- _What to work on_:
Pull out from the material below all lines with "this".

━━━━

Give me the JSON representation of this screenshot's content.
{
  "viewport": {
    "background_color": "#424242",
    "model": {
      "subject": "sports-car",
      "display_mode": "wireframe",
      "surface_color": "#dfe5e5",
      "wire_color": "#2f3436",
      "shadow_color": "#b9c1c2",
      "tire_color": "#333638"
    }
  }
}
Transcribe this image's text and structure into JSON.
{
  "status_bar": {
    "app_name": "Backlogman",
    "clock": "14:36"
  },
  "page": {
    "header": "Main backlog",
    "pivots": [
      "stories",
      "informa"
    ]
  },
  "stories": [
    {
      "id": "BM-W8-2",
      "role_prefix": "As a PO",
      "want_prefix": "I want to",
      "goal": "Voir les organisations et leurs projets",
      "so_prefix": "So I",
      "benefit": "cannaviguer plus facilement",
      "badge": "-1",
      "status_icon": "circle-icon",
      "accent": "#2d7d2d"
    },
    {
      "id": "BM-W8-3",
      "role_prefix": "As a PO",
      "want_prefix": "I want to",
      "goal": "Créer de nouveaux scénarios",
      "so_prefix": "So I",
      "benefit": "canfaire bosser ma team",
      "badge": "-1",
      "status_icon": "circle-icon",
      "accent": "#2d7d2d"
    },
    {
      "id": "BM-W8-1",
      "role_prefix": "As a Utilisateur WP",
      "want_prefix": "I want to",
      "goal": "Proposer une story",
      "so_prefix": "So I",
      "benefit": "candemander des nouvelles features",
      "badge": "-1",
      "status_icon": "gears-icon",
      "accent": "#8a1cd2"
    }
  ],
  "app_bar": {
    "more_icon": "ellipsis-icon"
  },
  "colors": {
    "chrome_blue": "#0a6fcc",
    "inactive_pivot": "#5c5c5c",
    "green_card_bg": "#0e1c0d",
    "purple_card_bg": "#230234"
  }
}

━━━━

- _Output_:
Give me the JSON representation of this screenshot's content.
Transcribe this image's text and structure into JSON.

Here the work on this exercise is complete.